--- START OF Information supplied ---

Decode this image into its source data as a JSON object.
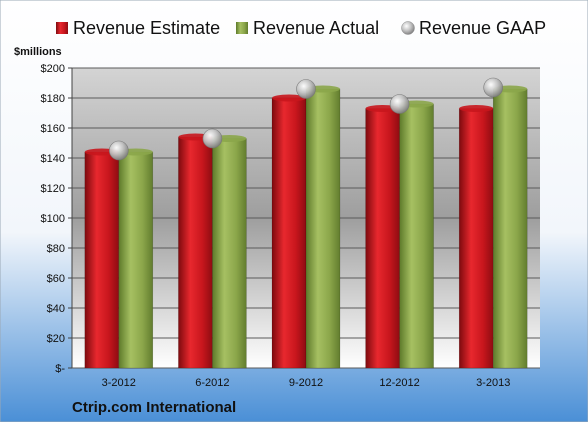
{
  "company": "Ctrip.com International",
  "chart_data": {
    "type": "bar",
    "ylabel": "$millions",
    "ylim": [
      0,
      200
    ],
    "yticks": [
      0,
      20,
      40,
      60,
      80,
      100,
      120,
      140,
      160,
      180,
      200
    ],
    "ytick_labels": [
      "$-",
      "$20",
      "$40",
      "$60",
      "$80",
      "$100",
      "$120",
      "$140",
      "$160",
      "$180",
      "$200"
    ],
    "categories": [
      "3-2012",
      "6-2012",
      "9-2012",
      "12-2012",
      "3-2013"
    ],
    "legend_position": "top",
    "grid": true,
    "series": [
      {
        "name": "Revenue Estimate",
        "type": "bar",
        "color": "#c8161d",
        "values": [
          144,
          154,
          180,
          173,
          173
        ]
      },
      {
        "name": "Revenue Actual",
        "type": "bar",
        "color": "#8ba64a",
        "values": [
          144,
          153,
          186,
          176,
          186
        ]
      },
      {
        "name": "Revenue GAAP",
        "type": "marker",
        "color": "#b8b8b8",
        "values": [
          145,
          153,
          186,
          176,
          187
        ]
      }
    ]
  }
}
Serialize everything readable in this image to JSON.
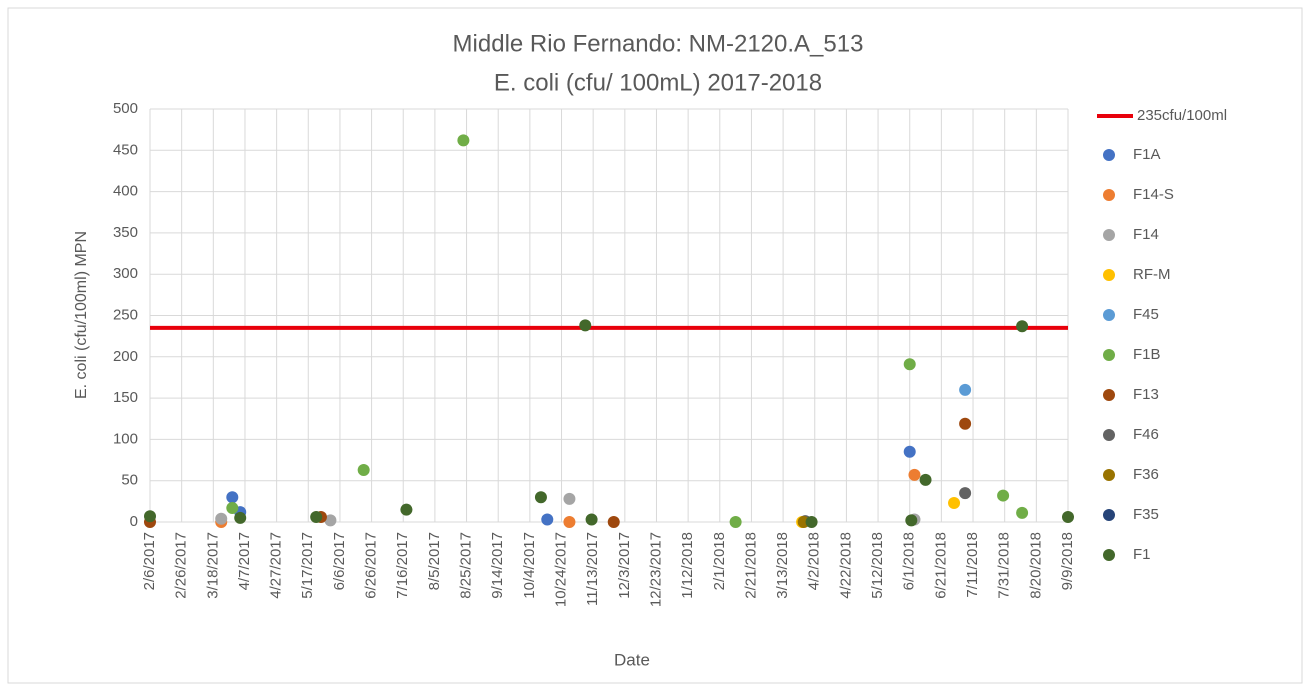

--- END OF Information supplied ---

* **Job**:
Scan the material above for the string "Revenue" and report each line where you find it.

* **Finished task**:
        "name": "Revenue Estimate",
        "name": "Revenue Actual",
        "name": "Revenue GAAP",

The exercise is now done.